● **What is being asked**
Return the count of lines that hold the string "community", with no other words.

(Dataset items)
________________

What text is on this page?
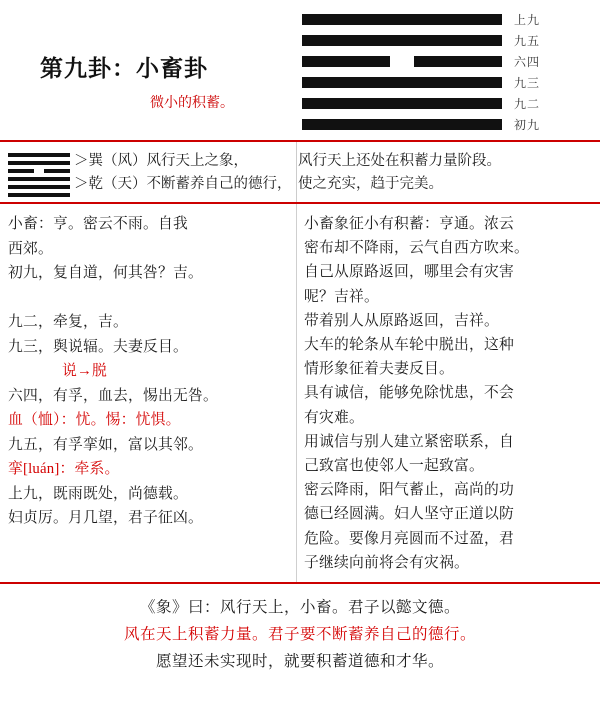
第九卦：小畜卦
微小的积蓄。
上九
九五
六四
九三
九二
初九
＞巽（风）风行天上之象，
＞乾（天）不断蓄养自己的德行，
风行天上还处在积蓄力量阶段。
使之充实，趋于完美。
小畜：亨。密云不雨。自我
西郊。
初九，复自道，何其咎？吉。

九二，牵复，吉。
九三，舆说辐。夫妻反目。
说→脱
六四，有孚，血去，惕出无咎。
血（恤）：忧。惕：忧惧。
九五，有孚挛如，富以其邻。
挛[luán]：牵系。
上九，既雨既处，尚德载。
妇贞厉。月几望，君子征凶。
小畜象征小有积蓄：亨通。浓云
密布却不降雨，云气自西方吹来。
自己从原路返回，哪里会有灾害
呢？吉祥。
带着别人从原路返回，吉祥。
大车的轮条从车轮中脱出，这种
情形象征着夫妻反目。
具有诚信，能够免除忧患，不会
有灾难。
用诚信与别人建立紧密联系，自
己致富也使邻人一起致富。
密云降雨，阳气蓄止，高尚的功
德已经圆满。妇人坚守正道以防
危险。要像月亮圆而不过盈，君
子继续向前将会有灾祸。
《象》曰：风行天上，小畜。君子以懿文德。
风在天上积蓄力量。君子要不断蓄养自己的德行。
愿望还未实现时，就要积蓄道德和才华。
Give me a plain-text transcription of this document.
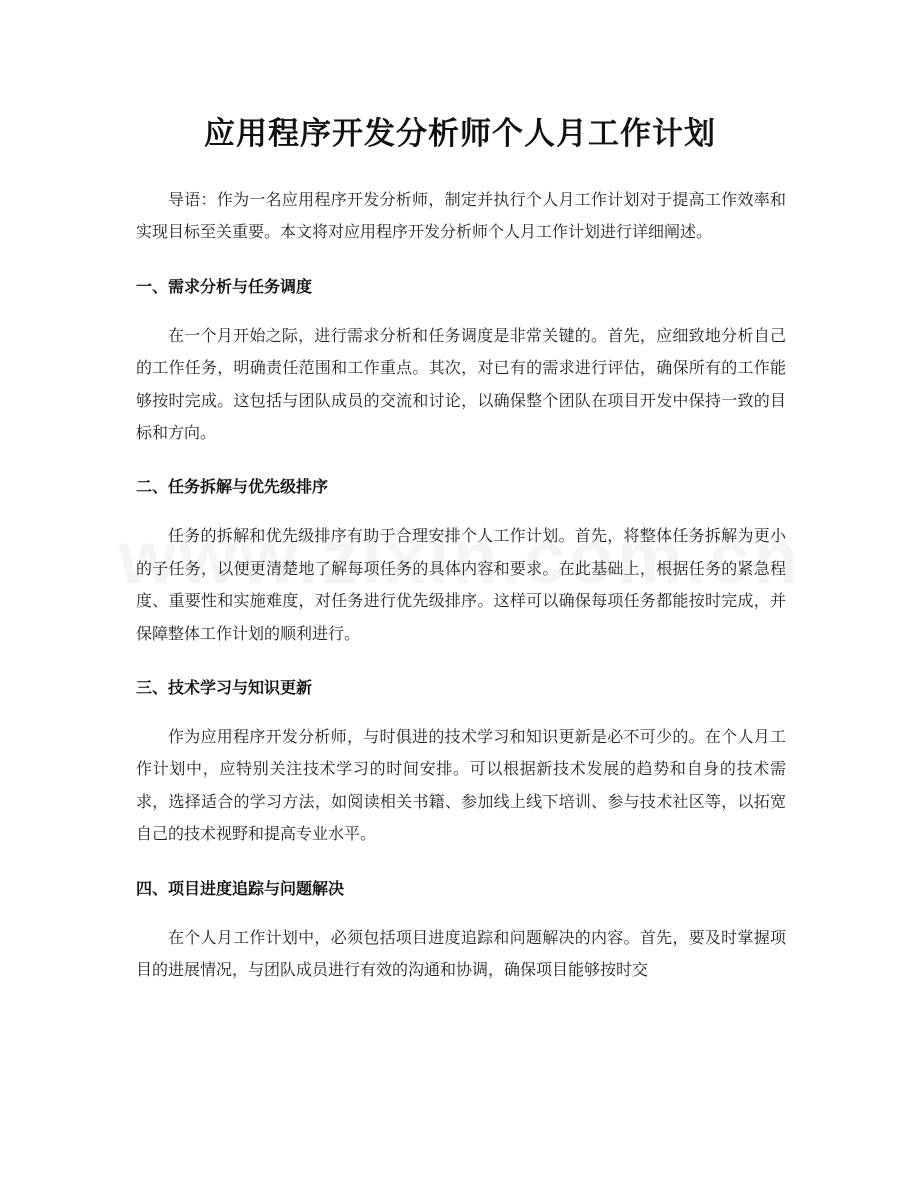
应用程序开发分析师个人月工作计划

导语：作为一名应用程序开发分析师，制定并执行个人月工作计划对于提高工作效率和实现目标至关重要。本文将对应用程序开发分析师个人月工作计划进行详细阐述。

一、需求分析与任务调度

在一个月开始之际，进行需求分析和任务调度是非常关键的。首先，应细致地分析自己的工作任务，明确责任范围和工作重点。其次，对已有的需求进行评估，确保所有的工作能够按时完成。这包括与团队成员的交流和讨论，以确保整个团队在项目开发中保持一致的目标和方向。

二、任务拆解与优先级排序

任务的拆解和优先级排序有助于合理安排个人工作计划。首先，将整体任务拆解为更小的子任务，以便更清楚地了解每项任务的具体内容和要求。在此基础上，根据任务的紧急程度、重要性和实施难度，对任务进行优先级排序。这样可以确保每项任务都能按时完成，并保障整体工作计划的顺利进行。

三、技术学习与知识更新

作为应用程序开发分析师，与时俱进的技术学习和知识更新是必不可少的。在个人月工作计划中，应特别关注技术学习的时间安排。可以根据新技术发展的趋势和自身的技术需求，选择适合的学习方法，如阅读相关书籍、参加线上线下培训、参与技术社区等，以拓宽自己的技术视野和提高专业水平。

四、项目进度追踪与问题解决

在个人月工作计划中，必须包括项目进度追踪和问题解决的内容。首先，要及时掌握项目的进展情况，与团队成员进行有效的沟通和协调，确保项目能够按时交
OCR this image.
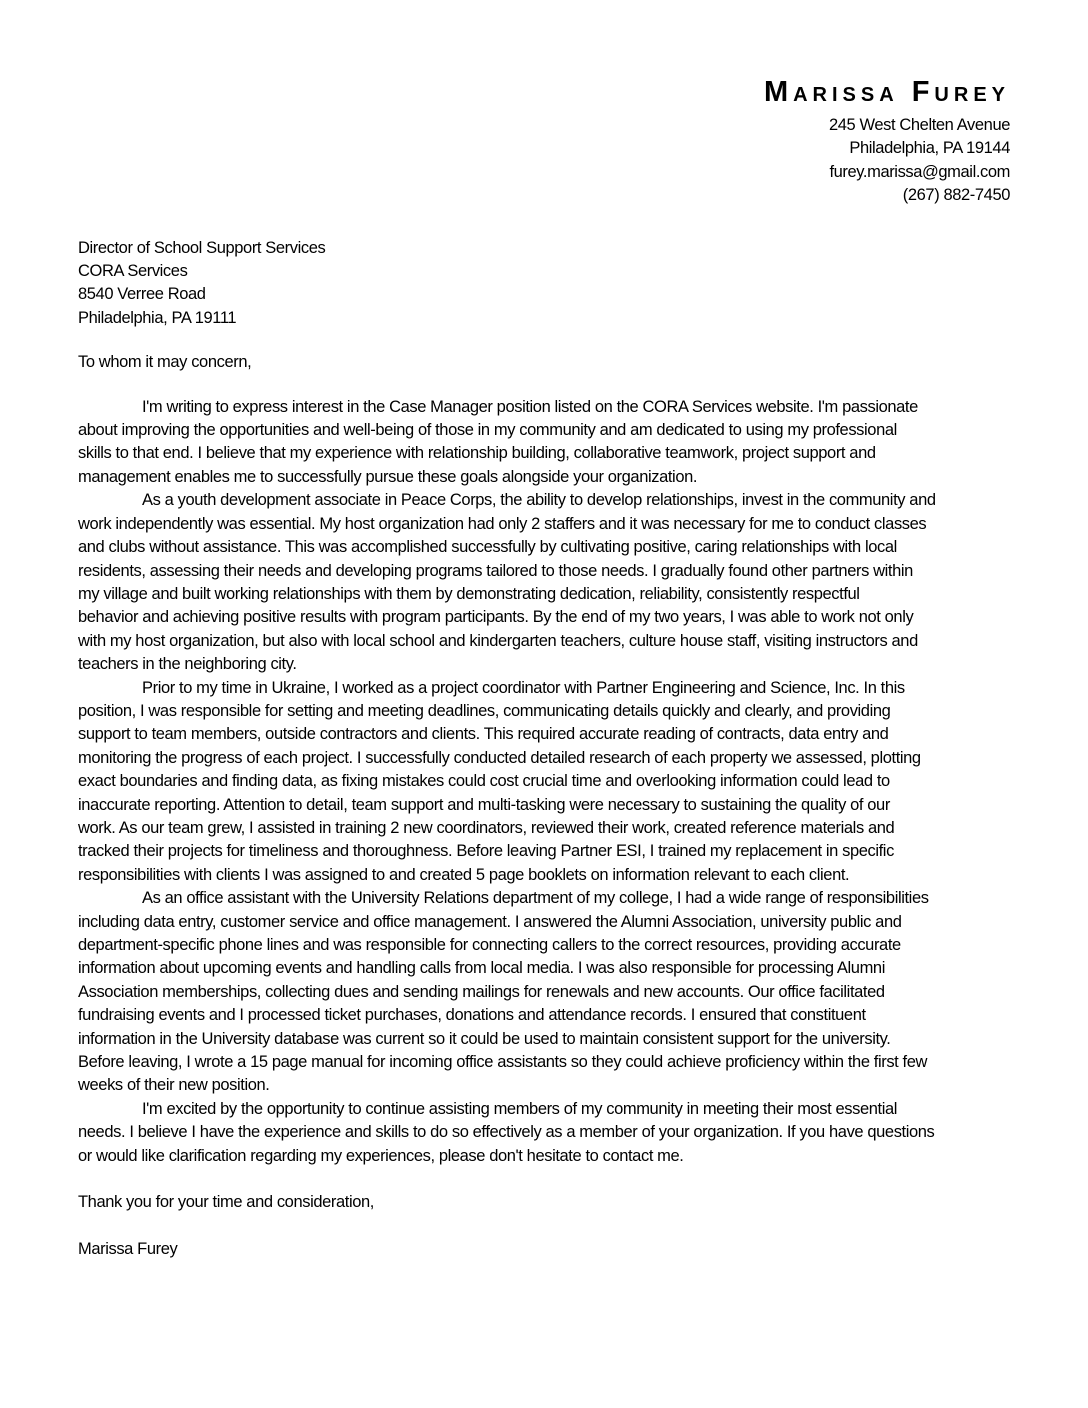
Marissa Furey
245 West Chelten Avenue
Philadelphia, PA 19144
furey.marissa@gmail.com
(267) 882-7450
Director of School Support Services
CORA Services
8540 Verree Road
Philadelphia, PA 19111
To whom it may concern,
I'm writing to express interest in the Case Manager position listed on the CORA Services website. I'm passionate
about improving the opportunities and well-being of those in my community and am dedicated to using my professional
skills to that end. I believe that my experience with relationship building, collaborative teamwork, project support and
management enables me to successfully pursue these goals alongside your organization.
As a youth development associate in Peace Corps, the ability to develop relationships, invest in the community and
work independently was essential. My host organization had only 2 staffers and it was necessary for me to conduct classes
and clubs without assistance. This was accomplished successfully by cultivating positive, caring relationships with local
residents, assessing their needs and developing programs tailored to those needs. I gradually found other partners within
my village and built working relationships with them by demonstrating dedication, reliability, consistently respectful
behavior and achieving positive results with program participants. By the end of my two years, I was able to work not only
with my host organization, but also with local school and kindergarten teachers, culture house staff, visiting instructors and
teachers in the neighboring city.
Prior to my time in Ukraine, I worked as a project coordinator with Partner Engineering and Science, Inc. In this
position, I was responsible for setting and meeting deadlines, communicating details quickly and clearly, and providing
support to team members, outside contractors and clients. This required accurate reading of contracts, data entry and
monitoring the progress of each project. I successfully conducted detailed research of each property we assessed, plotting
exact boundaries and finding data, as fixing mistakes could cost crucial time and overlooking information could lead to
inaccurate reporting. Attention to detail, team support and multi-tasking were necessary to sustaining the quality of our
work. As our team grew, I assisted in training 2 new coordinators, reviewed their work, created reference materials and
tracked their projects for timeliness and thoroughness. Before leaving Partner ESI, I trained my replacement in specific
responsibilities with clients I was assigned to and created 5 page booklets on information relevant to each client.
As an office assistant with the University Relations department of my college, I had a wide range of responsibilities
including data entry, customer service and office management. I answered the Alumni Association, university public and
department-specific phone lines and was responsible for connecting callers to the correct resources, providing accurate
information about upcoming events and handling calls from local media. I was also responsible for processing Alumni
Association memberships, collecting dues and sending mailings for renewals and new accounts. Our office facilitated
fundraising events and I processed ticket purchases, donations and attendance records. I ensured that constituent
information in the University database was current so it could be used to maintain consistent support for the university.
Before leaving, I wrote a 15 page manual for incoming office assistants so they could achieve proficiency within the first few
weeks of their new position.
I'm excited by the opportunity to continue assisting members of my community in meeting their most essential
needs. I believe I have the experience and skills to do so effectively as a member of your organization. If you have questions
or would like clarification regarding my experiences, please don't hesitate to contact me.
Thank you for your time and consideration,
Marissa Furey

________________

● **Reply**
3